TASK PROMPT> Every line of the material below should be repeated exactly.

(Extracted records)

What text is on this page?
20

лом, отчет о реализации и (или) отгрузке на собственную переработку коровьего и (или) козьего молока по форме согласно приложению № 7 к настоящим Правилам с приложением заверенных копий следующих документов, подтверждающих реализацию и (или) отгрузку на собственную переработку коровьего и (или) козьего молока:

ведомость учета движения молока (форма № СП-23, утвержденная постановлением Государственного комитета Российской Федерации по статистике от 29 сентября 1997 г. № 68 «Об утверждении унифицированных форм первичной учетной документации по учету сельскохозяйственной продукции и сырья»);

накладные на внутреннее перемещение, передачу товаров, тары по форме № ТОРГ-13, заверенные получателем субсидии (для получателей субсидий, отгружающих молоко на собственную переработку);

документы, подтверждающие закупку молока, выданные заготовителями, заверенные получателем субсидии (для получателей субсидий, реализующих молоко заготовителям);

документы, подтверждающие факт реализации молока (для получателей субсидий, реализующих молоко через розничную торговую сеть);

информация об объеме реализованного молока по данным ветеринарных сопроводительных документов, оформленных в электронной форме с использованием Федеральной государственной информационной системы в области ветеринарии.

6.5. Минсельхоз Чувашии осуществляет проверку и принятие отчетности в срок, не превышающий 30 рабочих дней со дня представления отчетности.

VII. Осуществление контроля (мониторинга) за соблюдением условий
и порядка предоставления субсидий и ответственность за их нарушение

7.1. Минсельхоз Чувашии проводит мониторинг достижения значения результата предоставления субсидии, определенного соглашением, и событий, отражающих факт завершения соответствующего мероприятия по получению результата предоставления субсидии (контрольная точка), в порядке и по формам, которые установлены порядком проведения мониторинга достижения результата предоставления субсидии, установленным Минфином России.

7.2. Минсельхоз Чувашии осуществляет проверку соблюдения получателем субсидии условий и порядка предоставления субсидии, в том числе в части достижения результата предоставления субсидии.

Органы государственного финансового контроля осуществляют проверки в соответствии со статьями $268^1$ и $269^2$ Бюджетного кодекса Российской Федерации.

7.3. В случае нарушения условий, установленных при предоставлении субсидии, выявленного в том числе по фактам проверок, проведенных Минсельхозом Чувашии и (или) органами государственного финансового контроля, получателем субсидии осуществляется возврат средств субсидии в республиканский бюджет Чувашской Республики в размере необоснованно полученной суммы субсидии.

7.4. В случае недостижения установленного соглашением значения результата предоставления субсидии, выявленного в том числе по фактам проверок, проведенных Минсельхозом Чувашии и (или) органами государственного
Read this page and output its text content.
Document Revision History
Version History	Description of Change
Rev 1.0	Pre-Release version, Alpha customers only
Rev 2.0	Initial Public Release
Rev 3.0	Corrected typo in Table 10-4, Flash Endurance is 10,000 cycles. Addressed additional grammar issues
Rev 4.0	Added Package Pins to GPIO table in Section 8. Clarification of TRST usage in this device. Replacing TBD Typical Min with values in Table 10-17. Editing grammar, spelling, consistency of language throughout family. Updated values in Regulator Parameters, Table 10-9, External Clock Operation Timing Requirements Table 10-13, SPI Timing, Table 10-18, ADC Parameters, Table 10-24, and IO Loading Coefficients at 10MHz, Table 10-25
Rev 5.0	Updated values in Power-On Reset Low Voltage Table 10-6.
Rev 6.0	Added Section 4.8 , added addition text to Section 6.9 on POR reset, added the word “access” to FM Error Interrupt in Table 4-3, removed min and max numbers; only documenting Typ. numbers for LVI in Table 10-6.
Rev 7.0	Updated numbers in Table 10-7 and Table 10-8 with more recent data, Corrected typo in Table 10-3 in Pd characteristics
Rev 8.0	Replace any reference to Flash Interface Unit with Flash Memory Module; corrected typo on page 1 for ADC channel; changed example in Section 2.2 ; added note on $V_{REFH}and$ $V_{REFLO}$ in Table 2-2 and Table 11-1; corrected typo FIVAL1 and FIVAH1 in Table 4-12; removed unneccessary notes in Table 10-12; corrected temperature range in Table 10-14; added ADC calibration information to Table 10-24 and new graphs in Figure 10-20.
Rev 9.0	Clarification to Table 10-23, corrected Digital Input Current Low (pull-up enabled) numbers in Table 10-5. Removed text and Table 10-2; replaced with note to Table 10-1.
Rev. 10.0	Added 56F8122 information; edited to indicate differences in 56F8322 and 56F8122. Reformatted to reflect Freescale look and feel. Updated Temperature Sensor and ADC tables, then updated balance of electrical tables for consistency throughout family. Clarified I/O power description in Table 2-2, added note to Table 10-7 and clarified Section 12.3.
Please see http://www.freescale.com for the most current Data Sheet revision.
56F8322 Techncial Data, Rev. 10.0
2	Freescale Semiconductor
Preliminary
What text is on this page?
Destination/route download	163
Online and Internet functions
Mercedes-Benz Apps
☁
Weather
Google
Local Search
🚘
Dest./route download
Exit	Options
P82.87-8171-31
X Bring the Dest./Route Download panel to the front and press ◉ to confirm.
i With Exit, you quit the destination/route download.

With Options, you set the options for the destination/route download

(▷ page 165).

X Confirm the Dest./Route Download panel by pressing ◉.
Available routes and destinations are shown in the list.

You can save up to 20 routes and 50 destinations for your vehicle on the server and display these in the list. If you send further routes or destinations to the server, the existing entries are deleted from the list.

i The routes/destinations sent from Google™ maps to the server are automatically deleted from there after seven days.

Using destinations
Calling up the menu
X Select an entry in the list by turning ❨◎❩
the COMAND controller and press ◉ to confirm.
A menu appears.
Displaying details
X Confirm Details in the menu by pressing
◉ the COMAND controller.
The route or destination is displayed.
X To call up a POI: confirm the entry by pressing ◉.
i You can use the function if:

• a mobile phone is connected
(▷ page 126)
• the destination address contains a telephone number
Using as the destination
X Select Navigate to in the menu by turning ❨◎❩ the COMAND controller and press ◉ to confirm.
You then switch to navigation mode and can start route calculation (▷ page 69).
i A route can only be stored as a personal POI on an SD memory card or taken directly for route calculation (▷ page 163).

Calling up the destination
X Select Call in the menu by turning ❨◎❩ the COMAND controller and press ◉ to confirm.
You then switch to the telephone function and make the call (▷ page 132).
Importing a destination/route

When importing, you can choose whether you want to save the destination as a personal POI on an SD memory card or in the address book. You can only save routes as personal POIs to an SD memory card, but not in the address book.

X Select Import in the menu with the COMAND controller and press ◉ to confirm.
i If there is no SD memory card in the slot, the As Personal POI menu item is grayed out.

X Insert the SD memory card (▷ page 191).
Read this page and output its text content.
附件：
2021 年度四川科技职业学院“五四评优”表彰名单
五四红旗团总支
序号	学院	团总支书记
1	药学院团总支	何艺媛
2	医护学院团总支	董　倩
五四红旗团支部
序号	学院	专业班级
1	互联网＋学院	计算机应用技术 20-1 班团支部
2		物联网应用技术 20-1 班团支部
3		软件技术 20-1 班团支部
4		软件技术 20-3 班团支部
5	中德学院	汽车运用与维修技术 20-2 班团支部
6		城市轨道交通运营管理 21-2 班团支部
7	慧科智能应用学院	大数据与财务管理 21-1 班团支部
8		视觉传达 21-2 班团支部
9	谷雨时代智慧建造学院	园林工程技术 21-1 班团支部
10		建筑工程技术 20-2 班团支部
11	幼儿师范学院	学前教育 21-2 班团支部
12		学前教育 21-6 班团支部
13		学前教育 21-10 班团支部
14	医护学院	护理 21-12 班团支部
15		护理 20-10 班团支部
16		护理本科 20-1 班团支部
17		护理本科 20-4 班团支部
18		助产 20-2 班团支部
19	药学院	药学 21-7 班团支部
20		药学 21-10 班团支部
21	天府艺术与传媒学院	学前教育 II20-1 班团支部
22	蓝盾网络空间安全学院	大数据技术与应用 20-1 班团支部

SOLUTION FOR THIS PROBLEM>
What text is on this page?
20

лом, отчет о реализации и (или) отгрузке на собственную переработку коровьего и (или) козьего молока по форме согласно приложению № 7 к настоящим Правилам с приложением заверенных копий следующих документов, подтверждающих реализацию и (или) отгрузку на собственную переработку коровьего и (или) козьего молока:

ведомость учета движения молока (форма № СП-23, утвержденная постановлением Государственного комитета Российской Федерации по статистике от 29 сентября 1997 г. № 68 «Об утверждении унифицированных форм первичной учетной документации по учету сельскохозяйственной продукции и сырья»);

накладные на внутреннее перемещение, передачу товаров, тары по форме № ТОРГ-13, заверенные получателем субсидии (для получателей субсидий, отгружающих молоко на собственную переработку);

документы, подтверждающие закупку молока, выданные заготовителями, заверенные получателем субсидии (для получателей субсидий, реализующих молоко заготовителям);

документы, подтверждающие факт реализации молока (для получателей субсидий, реализующих молоко через розничную торговую сеть);

информация об объеме реализованного молока по данным ветеринарных сопроводительных документов, оформленных в электронной форме с использованием Федеральной государственной информационной системы в области ветеринарии.

6.5. Минсельхоз Чувашии осуществляет проверку и принятие отчетности в срок, не превышающий 30 рабочих дней со дня представления отчетности.

VII. Осуществление контроля (мониторинга) за соблюдением условий
и порядка предоставления субсидий и ответственность за их нарушение

7.1. Минсельхоз Чувашии проводит мониторинг достижения значения результата предоставления субсидии, определенного соглашением, и событий, отражающих факт завершения соответствующего мероприятия по получению результата предоставления субсидии (контрольная точка), в порядке и по формам, которые установлены порядком проведения мониторинга достижения результата предоставления субсидии, установленным Минфином России.

7.2. Минсельхоз Чувашии осуществляет проверку соблюдения получателем субсидии условий и порядка предоставления субсидии, в том числе в части достижения результата предоставления субсидии.

Органы государственного финансового контроля осуществляют проверки в соответствии со статьями $268^1$ и $269^2$ Бюджетного кодекса Российской Федерации.

7.3. В случае нарушения условий, установленных при предоставлении субсидии, выявленного в том числе по фактам проверок, проведенных Минсельхозом Чувашии и (или) органами государственного финансового контроля, получателем субсидии осуществляется возврат средств субсидии в республиканский бюджет Чувашской Республики в размере необоснованно полученной суммы субсидии.

7.4. В случае недостижения установленного соглашением значения результата предоставления субсидии, выявленного в том числе по фактам проверок, проведенных Минсельхозом Чувашии и (или) органами государственного
Read this page and output its text content.
Document Revision History
Version History	Description of Change
Rev 1.0	Pre-Release version, Alpha customers only
Rev 2.0	Initial Public Release
Rev 3.0	Corrected typo in Table 10-4, Flash Endurance is 10,000 cycles. Addressed additional grammar issues
Rev 4.0	Added Package Pins to GPIO table in Section 8. Clarification of TRST usage in this device. Replacing TBD Typical Min with values in Table 10-17. Editing grammar, spelling, consistency of language throughout family. Updated values in Regulator Parameters, Table 10-9, External Clock Operation Timing Requirements Table 10-13, SPI Timing, Table 10-18, ADC Parameters, Table 10-24, and IO Loading Coefficients at 10MHz, Table 10-25
Rev 5.0	Updated values in Power-On Reset Low Voltage Table 10-6.
Rev 6.0	Added Section 4.8 , added addition text to Section 6.9 on POR reset, added the word “access” to FM Error Interrupt in Table 4-3, removed min and max numbers; only documenting Typ. numbers for LVI in Table 10-6.
Rev 7.0	Updated numbers in Table 10-7 and Table 10-8 with more recent data, Corrected typo in Table 10-3 in Pd characteristics
Rev 8.0	Replace any reference to Flash Interface Unit with Flash Memory Module; corrected typo on page 1 for ADC channel; changed example in Section 2.2 ; added note on $V_{REFH}and$ $V_{REFLO}$ in Table 2-2 and Table 11-1; corrected typo FIVAL1 and FIVAH1 in Table 4-12; removed unneccessary notes in Table 10-12; corrected temperature range in Table 10-14; added ADC calibration information to Table 10-24 and new graphs in Figure 10-20.
Rev 9.0	Clarification to Table 10-23, corrected Digital Input Current Low (pull-up enabled) numbers in Table 10-5. Removed text and Table 10-2; replaced with note to Table 10-1.
Rev. 10.0	Added 56F8122 information; edited to indicate differences in 56F8322 and 56F8122. Reformatted to reflect Freescale look and feel. Updated Temperature Sensor and ADC tables, then updated balance of electrical tables for consistency throughout family. Clarified I/O power description in Table 2-2, added note to Table 10-7 and clarified Section 12.3.
Please see http://www.freescale.com for the most current Data Sheet revision.
56F8322 Techncial Data, Rev. 10.0
2	Freescale Semiconductor
Preliminary
What text is on this page?
Destination/route download	163
Online and Internet functions
Mercedes-Benz Apps
☁
Weather
Google
Local Search
🚘
Dest./route download
Exit	Options
P82.87-8171-31
X Bring the Dest./Route Download panel to the front and press ◉ to confirm.
i With Exit, you quit the destination/route download.

With Options, you set the options for the destination/route download

(▷ page 165).

X Confirm the Dest./Route Download panel by pressing ◉.
Available routes and destinations are shown in the list.

You can save up to 20 routes and 50 destinations for your vehicle on the server and display these in the list. If you send further routes or destinations to the server, the existing entries are deleted from the list.

i The routes/destinations sent from Google™ maps to the server are automatically deleted from there after seven days.

Using destinations
Calling up the menu
X Select an entry in the list by turning ❨◎❩
the COMAND controller and press ◉ to confirm.
A menu appears.
Displaying details
X Confirm Details in the menu by pressing
◉ the COMAND controller.
The route or destination is displayed.
X To call up a POI: confirm the entry by pressing ◉.
i You can use the function if:

• a mobile phone is connected
(▷ page 126)
• the destination address contains a telephone number
Using as the destination
X Select Navigate to in the menu by turning ❨◎❩ the COMAND controller and press ◉ to confirm.
You then switch to navigation mode and can start route calculation (▷ page 69).
i A route can only be stored as a personal POI on an SD memory card or taken directly for route calculation (▷ page 163).

Calling up the destination
X Select Call in the menu by turning ❨◎❩ the COMAND controller and press ◉ to confirm.
You then switch to the telephone function and make the call (▷ page 132).
Importing a destination/route

When importing, you can choose whether you want to save the destination as a personal POI on an SD memory card or in the address book. You can only save routes as personal POIs to an SD memory card, but not in the address book.

X Select Import in the menu with the COMAND controller and press ◉ to confirm.
i If there is no SD memory card in the slot, the As Personal POI menu item is grayed out.

X Insert the SD memory card (▷ page 191).
Read this page and output its text content.
附件：
2021 年度四川科技职业学院“五四评优”表彰名单
五四红旗团总支
序号	学院	团总支书记
1	药学院团总支	何艺媛
2	医护学院团总支	董　倩
五四红旗团支部
序号	学院	专业班级
1	互联网＋学院	计算机应用技术 20-1 班团支部
2		物联网应用技术 20-1 班团支部
3		软件技术 20-1 班团支部
4		软件技术 20-3 班团支部
5	中德学院	汽车运用与维修技术 20-2 班团支部
6		城市轨道交通运营管理 21-2 班团支部
7	慧科智能应用学院	大数据与财务管理 21-1 班团支部
8		视觉传达 21-2 班团支部
9	谷雨时代智慧建造学院	园林工程技术 21-1 班团支部
10		建筑工程技术 20-2 班团支部
11	幼儿师范学院	学前教育 21-2 班团支部
12		学前教育 21-6 班团支部
13		学前教育 21-10 班团支部
14	医护学院	护理 21-12 班团支部
15		护理 20-10 班团支部
16		护理本科 20-1 班团支部
17		护理本科 20-4 班团支部
18		助产 20-2 班团支部
19	药学院	药学 21-7 班团支部
20		药学 21-10 班团支部
21	天府艺术与传媒学院	学前教育 II20-1 班团支部
22	蓝盾网络空间安全学院	大数据技术与应用 20-1 班团支部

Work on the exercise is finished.